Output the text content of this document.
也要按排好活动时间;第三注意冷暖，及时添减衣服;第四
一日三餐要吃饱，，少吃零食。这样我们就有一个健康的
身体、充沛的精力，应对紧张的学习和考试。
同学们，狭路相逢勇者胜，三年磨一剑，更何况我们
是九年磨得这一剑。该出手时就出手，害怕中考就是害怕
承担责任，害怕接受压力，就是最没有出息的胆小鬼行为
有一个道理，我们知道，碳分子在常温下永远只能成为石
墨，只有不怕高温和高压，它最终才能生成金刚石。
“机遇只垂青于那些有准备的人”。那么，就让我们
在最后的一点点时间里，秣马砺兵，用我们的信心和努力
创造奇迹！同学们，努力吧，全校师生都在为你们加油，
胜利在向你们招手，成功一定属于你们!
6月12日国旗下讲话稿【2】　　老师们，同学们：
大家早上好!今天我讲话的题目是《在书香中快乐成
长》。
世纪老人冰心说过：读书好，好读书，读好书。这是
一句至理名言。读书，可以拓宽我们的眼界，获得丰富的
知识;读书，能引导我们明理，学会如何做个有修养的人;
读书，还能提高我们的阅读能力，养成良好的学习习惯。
◆ ◆ ◆ ◆
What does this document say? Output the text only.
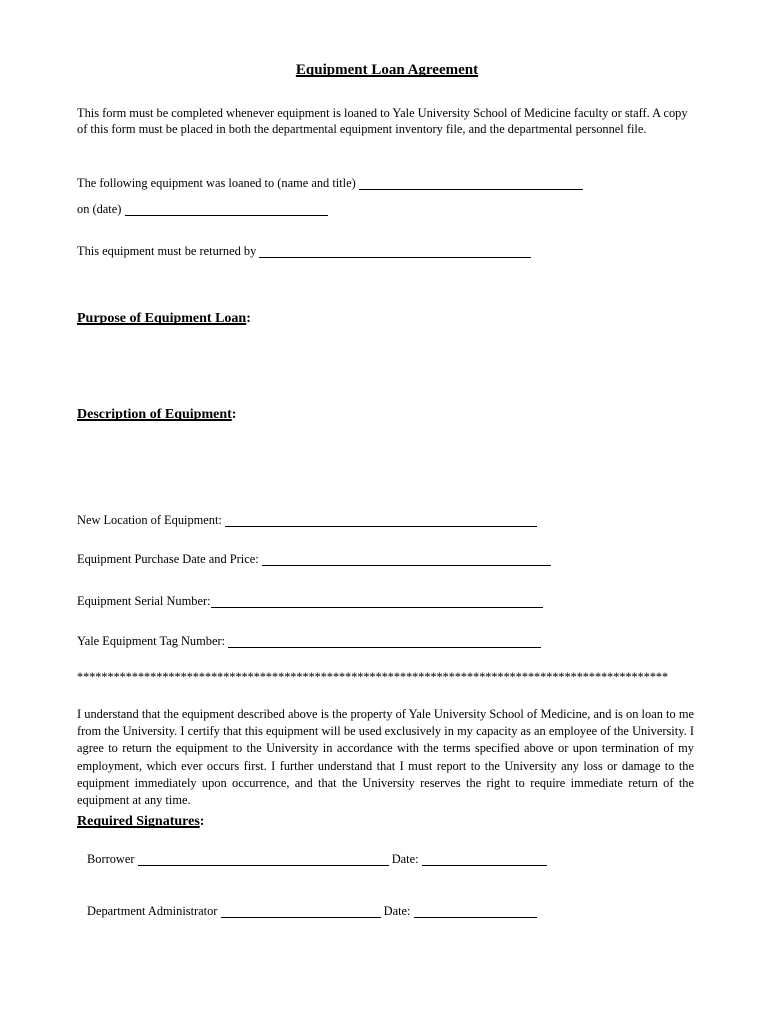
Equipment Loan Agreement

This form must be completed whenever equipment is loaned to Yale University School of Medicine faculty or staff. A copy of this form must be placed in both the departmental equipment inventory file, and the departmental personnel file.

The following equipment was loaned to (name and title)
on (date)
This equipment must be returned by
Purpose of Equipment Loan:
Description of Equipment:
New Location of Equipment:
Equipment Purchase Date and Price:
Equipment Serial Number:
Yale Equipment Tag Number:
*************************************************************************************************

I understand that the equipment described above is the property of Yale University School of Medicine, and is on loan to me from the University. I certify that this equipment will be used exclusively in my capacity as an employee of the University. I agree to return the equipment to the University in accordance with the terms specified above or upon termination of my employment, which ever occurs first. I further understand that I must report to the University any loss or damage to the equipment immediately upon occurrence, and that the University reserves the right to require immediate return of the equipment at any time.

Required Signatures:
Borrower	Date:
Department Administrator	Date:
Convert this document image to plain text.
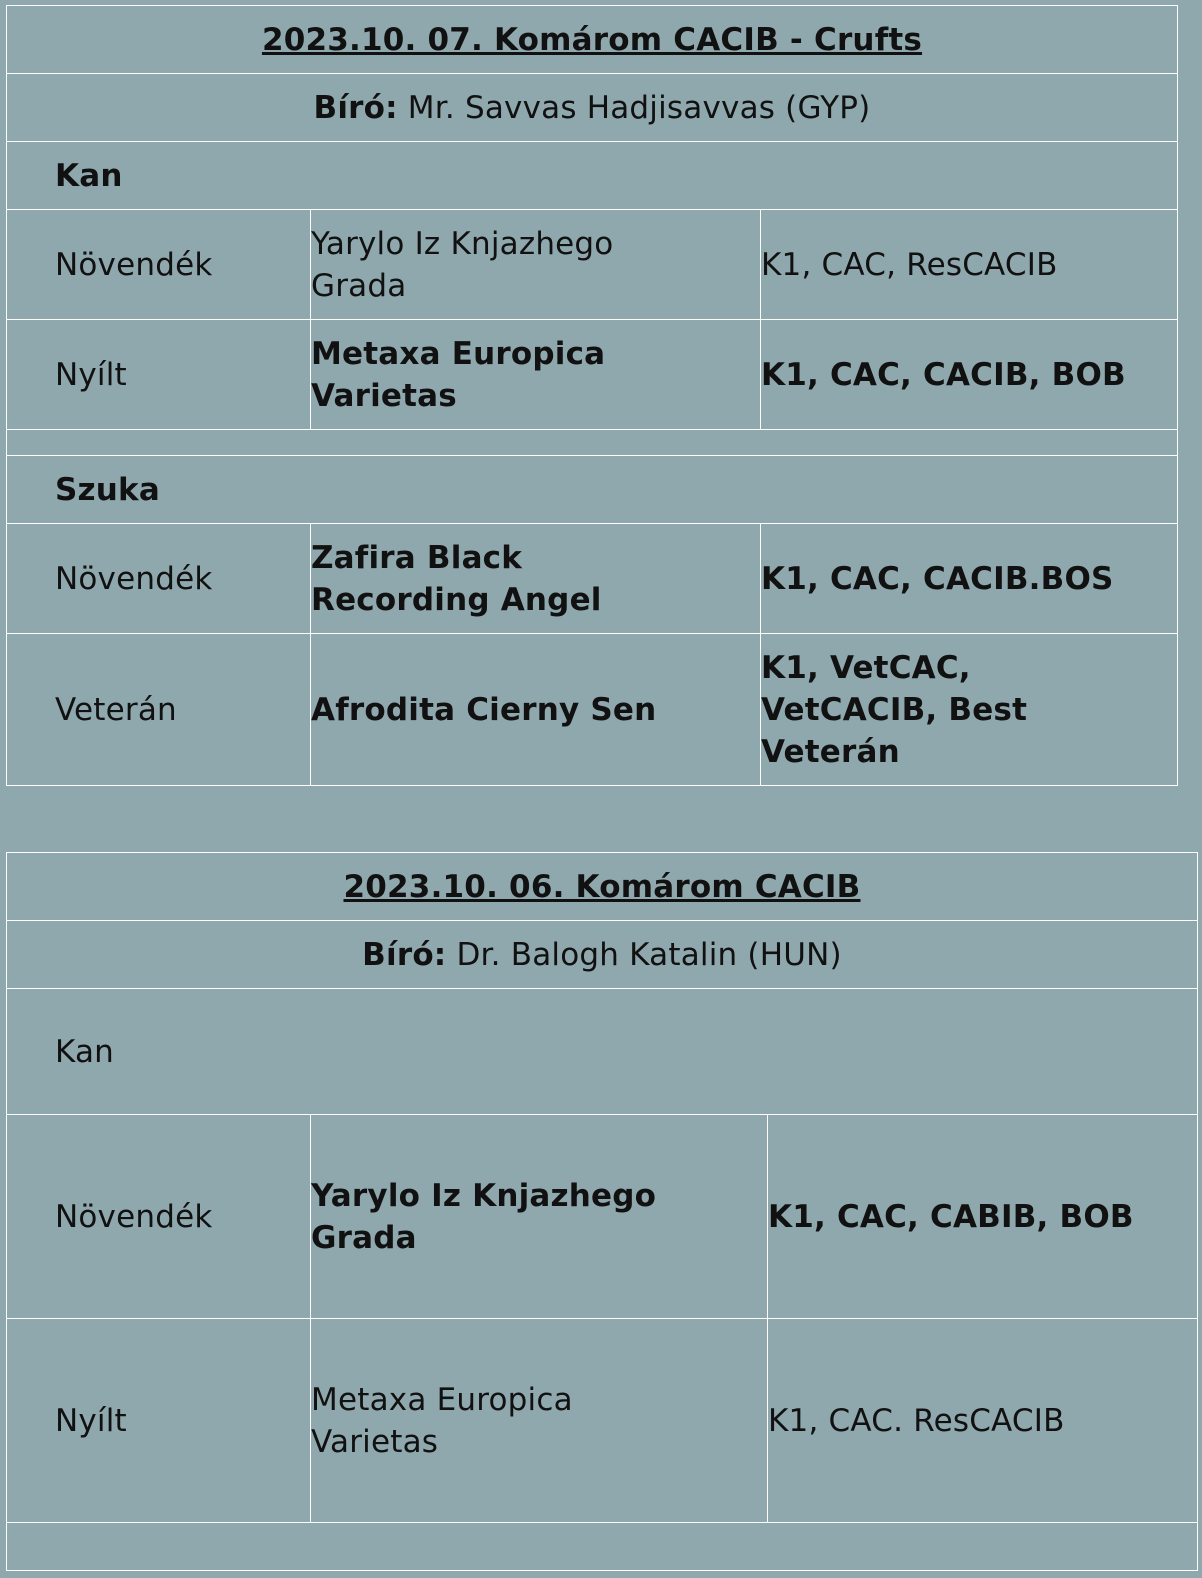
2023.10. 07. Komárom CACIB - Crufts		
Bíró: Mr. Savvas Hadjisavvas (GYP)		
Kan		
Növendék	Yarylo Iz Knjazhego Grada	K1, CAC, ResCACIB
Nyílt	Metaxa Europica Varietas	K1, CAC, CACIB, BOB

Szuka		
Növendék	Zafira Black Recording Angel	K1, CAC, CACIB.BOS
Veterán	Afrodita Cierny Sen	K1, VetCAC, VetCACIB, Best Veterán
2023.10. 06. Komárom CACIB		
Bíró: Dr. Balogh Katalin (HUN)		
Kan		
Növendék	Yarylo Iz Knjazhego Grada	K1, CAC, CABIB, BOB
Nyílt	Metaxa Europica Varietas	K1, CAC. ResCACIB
◆ ◆ ◆ ◆
**Work to do:**
Of the lines above, copy each that contains "Komárom".

**Task response:**
2023.10. 07. Komárom CACIB - Crufts		
2023.10. 06. Komárom CACIB		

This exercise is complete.